- [Objective]:
Below is a listing; reproduce each line of it exactly.

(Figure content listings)
_ _ _ _ _

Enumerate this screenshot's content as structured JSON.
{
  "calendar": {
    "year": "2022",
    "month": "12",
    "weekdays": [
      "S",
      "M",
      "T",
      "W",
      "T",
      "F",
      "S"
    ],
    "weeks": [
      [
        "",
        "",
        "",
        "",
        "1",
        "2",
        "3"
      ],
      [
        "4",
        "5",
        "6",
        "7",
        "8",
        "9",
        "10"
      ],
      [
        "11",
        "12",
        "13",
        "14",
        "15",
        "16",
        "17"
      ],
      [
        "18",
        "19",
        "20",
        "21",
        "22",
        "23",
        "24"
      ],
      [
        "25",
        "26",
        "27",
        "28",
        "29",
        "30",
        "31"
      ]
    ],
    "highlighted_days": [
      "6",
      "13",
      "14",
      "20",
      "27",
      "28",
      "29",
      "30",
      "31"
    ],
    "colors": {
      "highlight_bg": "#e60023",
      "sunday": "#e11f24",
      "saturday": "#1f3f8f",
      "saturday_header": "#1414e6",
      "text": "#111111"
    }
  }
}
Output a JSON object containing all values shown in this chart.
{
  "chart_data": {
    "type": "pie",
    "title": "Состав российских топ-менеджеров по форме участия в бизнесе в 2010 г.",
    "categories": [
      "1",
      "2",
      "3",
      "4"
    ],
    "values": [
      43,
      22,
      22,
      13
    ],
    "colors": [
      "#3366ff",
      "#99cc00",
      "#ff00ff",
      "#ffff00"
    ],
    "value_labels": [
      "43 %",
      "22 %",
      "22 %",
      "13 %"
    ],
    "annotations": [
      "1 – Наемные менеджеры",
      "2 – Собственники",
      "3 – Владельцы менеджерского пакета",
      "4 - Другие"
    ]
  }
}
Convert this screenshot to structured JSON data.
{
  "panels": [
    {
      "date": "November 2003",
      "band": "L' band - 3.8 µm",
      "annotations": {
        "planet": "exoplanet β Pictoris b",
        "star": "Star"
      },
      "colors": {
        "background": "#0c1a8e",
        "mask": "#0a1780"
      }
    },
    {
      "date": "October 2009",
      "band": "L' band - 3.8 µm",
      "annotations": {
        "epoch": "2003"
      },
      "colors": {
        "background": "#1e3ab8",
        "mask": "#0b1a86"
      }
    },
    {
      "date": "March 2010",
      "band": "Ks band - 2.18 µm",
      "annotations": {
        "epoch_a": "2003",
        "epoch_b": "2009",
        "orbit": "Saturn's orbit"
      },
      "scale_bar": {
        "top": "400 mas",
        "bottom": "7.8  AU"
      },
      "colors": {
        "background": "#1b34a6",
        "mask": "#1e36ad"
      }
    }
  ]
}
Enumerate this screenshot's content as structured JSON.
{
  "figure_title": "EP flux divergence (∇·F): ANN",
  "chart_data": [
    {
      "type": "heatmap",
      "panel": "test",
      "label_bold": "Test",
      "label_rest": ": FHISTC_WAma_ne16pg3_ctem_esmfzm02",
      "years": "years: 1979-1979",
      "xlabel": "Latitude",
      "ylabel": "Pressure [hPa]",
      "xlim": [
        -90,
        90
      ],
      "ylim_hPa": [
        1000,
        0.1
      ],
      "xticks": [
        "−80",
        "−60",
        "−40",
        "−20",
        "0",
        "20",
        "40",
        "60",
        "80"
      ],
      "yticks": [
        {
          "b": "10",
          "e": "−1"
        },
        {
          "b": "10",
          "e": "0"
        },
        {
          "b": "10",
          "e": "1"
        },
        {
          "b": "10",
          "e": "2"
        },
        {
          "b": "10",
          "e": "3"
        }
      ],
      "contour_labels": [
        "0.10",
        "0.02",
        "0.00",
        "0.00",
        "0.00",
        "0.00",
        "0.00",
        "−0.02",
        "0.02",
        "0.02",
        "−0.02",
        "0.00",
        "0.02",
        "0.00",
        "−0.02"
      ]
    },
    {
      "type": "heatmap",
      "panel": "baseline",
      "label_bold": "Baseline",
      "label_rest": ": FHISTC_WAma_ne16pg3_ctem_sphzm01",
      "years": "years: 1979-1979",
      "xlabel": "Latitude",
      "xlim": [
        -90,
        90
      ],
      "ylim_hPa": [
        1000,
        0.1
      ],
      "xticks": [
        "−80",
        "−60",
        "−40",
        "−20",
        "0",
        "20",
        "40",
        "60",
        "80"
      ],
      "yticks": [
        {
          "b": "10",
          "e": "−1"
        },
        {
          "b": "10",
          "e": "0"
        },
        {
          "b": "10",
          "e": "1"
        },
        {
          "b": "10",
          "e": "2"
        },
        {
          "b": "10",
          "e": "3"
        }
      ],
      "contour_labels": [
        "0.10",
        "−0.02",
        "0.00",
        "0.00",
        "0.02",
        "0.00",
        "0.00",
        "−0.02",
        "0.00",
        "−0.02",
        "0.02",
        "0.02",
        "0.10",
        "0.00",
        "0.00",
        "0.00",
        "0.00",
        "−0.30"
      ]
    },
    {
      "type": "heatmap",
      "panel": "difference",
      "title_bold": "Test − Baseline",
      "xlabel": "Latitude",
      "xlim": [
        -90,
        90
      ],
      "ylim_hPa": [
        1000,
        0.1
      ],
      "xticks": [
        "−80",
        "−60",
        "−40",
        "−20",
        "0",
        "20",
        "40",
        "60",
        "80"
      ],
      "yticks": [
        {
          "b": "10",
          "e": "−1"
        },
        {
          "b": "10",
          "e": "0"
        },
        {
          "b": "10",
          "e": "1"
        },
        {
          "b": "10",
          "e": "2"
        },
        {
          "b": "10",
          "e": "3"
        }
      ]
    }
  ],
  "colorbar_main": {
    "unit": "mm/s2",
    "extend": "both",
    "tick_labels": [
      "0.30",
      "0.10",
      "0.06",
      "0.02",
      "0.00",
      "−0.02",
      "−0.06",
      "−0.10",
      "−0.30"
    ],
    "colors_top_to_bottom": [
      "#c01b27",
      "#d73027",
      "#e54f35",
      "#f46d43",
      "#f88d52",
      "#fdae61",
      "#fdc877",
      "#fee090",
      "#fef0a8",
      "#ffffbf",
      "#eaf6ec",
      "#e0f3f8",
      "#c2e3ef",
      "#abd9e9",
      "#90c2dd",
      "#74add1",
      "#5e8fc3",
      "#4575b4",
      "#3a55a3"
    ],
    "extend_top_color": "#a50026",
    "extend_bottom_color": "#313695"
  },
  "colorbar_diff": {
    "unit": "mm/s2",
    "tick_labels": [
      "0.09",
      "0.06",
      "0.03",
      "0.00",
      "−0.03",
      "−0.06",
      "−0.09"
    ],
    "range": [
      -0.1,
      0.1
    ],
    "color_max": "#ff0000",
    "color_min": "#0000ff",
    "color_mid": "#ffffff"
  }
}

_ _ _ _ _

- [Completed task]:
Enumerate this screenshot's content as structured JSON.
{
  "calendar": {
    "year": "2022",
    "month": "12",
    "weekdays": [
      "S",
      "M",
      "T",
      "W",
      "T",
      "F",
      "S"
    ],
    "weeks": [
      [
        "",
        "",
        "",
        "",
        "1",
        "2",
        "3"
      ],
      [
        "4",
        "5",
        "6",
        "7",
        "8",
        "9",
        "10"
      ],
      [
        "11",
        "12",
        "13",
        "14",
        "15",
        "16",
        "17"
      ],
      [
        "18",
        "19",
        "20",
        "21",
        "22",
        "23",
        "24"
      ],
      [
        "25",
        "26",
        "27",
        "28",
        "29",
        "30",
        "31"
      ]
    ],
    "highlighted_days": [
      "6",
      "13",
      "14",
      "20",
      "27",
      "28",
      "29",
      "30",
      "31"
    ],
    "colors": {
      "highlight_bg": "#e60023",
      "sunday": "#e11f24",
      "saturday": "#1f3f8f",
      "saturday_header": "#1414e6",
      "text": "#111111"
    }
  }
}
Output a JSON object containing all values shown in this chart.
{
  "chart_data": {
    "type": "pie",
    "title": "Состав российских топ-менеджеров по форме участия в бизнесе в 2010 г.",
    "categories": [
      "1",
      "2",
      "3",
      "4"
    ],
    "values": [
      43,
      22,
      22,
      13
    ],
    "colors": [
      "#3366ff",
      "#99cc00",
      "#ff00ff",
      "#ffff00"
    ],
    "value_labels": [
      "43 %",
      "22 %",
      "22 %",
      "13 %"
    ],
    "annotations": [
      "1 – Наемные менеджеры",
      "2 – Собственники",
      "3 – Владельцы менеджерского пакета",
      "4 - Другие"
    ]
  }
}
Convert this screenshot to structured JSON data.
{
  "panels": [
    {
      "date": "November 2003",
      "band": "L' band - 3.8 µm",
      "annotations": {
        "planet": "exoplanet β Pictoris b",
        "star": "Star"
      },
      "colors": {
        "background": "#0c1a8e",
        "mask": "#0a1780"
      }
    },
    {
      "date": "October 2009",
      "band": "L' band - 3.8 µm",
      "annotations": {
        "epoch": "2003"
      },
      "colors": {
        "background": "#1e3ab8",
        "mask": "#0b1a86"
      }
    },
    {
      "date": "March 2010",
      "band": "Ks band - 2.18 µm",
      "annotations": {
        "epoch_a": "2003",
        "epoch_b": "2009",
        "orbit": "Saturn's orbit"
      },
      "scale_bar": {
        "top": "400 mas",
        "bottom": "7.8  AU"
      },
      "colors": {
        "background": "#1b34a6",
        "mask": "#1e36ad"
      }
    }
  ]
}
Enumerate this screenshot's content as structured JSON.
{
  "figure_title": "EP flux divergence (∇·F): ANN",
  "chart_data": [
    {
      "type": "heatmap",
      "panel": "test",
      "label_bold": "Test",
      "label_rest": ": FHISTC_WAma_ne16pg3_ctem_esmfzm02",
      "years": "years: 1979-1979",
      "xlabel": "Latitude",
      "ylabel": "Pressure [hPa]",
      "xlim": [
        -90,
        90
      ],
      "ylim_hPa": [
        1000,
        0.1
      ],
      "xticks": [
        "−80",
        "−60",
        "−40",
        "−20",
        "0",
        "20",
        "40",
        "60",
        "80"
      ],
      "yticks": [
        {
          "b": "10",
          "e": "−1"
        },
        {
          "b": "10",
          "e": "0"
        },
        {
          "b": "10",
          "e": "1"
        },
        {
          "b": "10",
          "e": "2"
        },
        {
          "b": "10",
          "e": "3"
        }
      ],
      "contour_labels": [
        "0.10",
        "0.02",
        "0.00",
        "0.00",
        "0.00",
        "0.00",
        "0.00",
        "−0.02",
        "0.02",
        "0.02",
        "−0.02",
        "0.00",
        "0.02",
        "0.00",
        "−0.02"
      ]
    },
    {
      "type": "heatmap",
      "panel": "baseline",
      "label_bold": "Baseline",
      "label_rest": ": FHISTC_WAma_ne16pg3_ctem_sphzm01",
      "years": "years: 1979-1979",
      "xlabel": "Latitude",
      "xlim": [
        -90,
        90
      ],
      "ylim_hPa": [
        1000,
        0.1
      ],
      "xticks": [
        "−80",
        "−60",
        "−40",
        "−20",
        "0",
        "20",
        "40",
        "60",
        "80"
      ],
      "yticks": [
        {
          "b": "10",
          "e": "−1"
        },
        {
          "b": "10",
          "e": "0"
        },
        {
          "b": "10",
          "e": "1"
        },
        {
          "b": "10",
          "e": "2"
        },
        {
          "b": "10",
          "e": "3"
        }
      ],
      "contour_labels": [
        "0.10",
        "−0.02",
        "0.00",
        "0.00",
        "0.02",
        "0.00",
        "0.00",
        "−0.02",
        "0.00",
        "−0.02",
        "0.02",
        "0.02",
        "0.10",
        "0.00",
        "0.00",
        "0.00",
        "0.00",
        "−0.30"
      ]
    },
    {
      "type": "heatmap",
      "panel": "difference",
      "title_bold": "Test − Baseline",
      "xlabel": "Latitude",
      "xlim": [
        -90,
        90
      ],
      "ylim_hPa": [
        1000,
        0.1
      ],
      "xticks": [
        "−80",
        "−60",
        "−40",
        "−20",
        "0",
        "20",
        "40",
        "60",
        "80"
      ],
      "yticks": [
        {
          "b": "10",
          "e": "−1"
        },
        {
          "b": "10",
          "e": "0"
        },
        {
          "b": "10",
          "e": "1"
        },
        {
          "b": "10",
          "e": "2"
        },
        {
          "b": "10",
          "e": "3"
        }
      ]
    }
  ],
  "colorbar_main": {
    "unit": "mm/s2",
    "extend": "both",
    "tick_labels": [
      "0.30",
      "0.10",
      "0.06",
      "0.02",
      "0.00",
      "−0.02",
      "−0.06",
      "−0.10",
      "−0.30"
    ],
    "colors_top_to_bottom": [
      "#c01b27",
      "#d73027",
      "#e54f35",
      "#f46d43",
      "#f88d52",
      "#fdae61",
      "#fdc877",
      "#fee090",
      "#fef0a8",
      "#ffffbf",
      "#eaf6ec",
      "#e0f3f8",
      "#c2e3ef",
      "#abd9e9",
      "#90c2dd",
      "#74add1",
      "#5e8fc3",
      "#4575b4",
      "#3a55a3"
    ],
    "extend_top_color": "#a50026",
    "extend_bottom_color": "#313695"
  },
  "colorbar_diff": {
    "unit": "mm/s2",
    "tick_labels": [
      "0.09",
      "0.06",
      "0.03",
      "0.00",
      "−0.03",
      "−0.06",
      "−0.09"
    ],
    "range": [
      -0.1,
      0.1
    ],
    "color_max": "#ff0000",
    "color_min": "#0000ff",
    "color_mid": "#ffffff"
  }
}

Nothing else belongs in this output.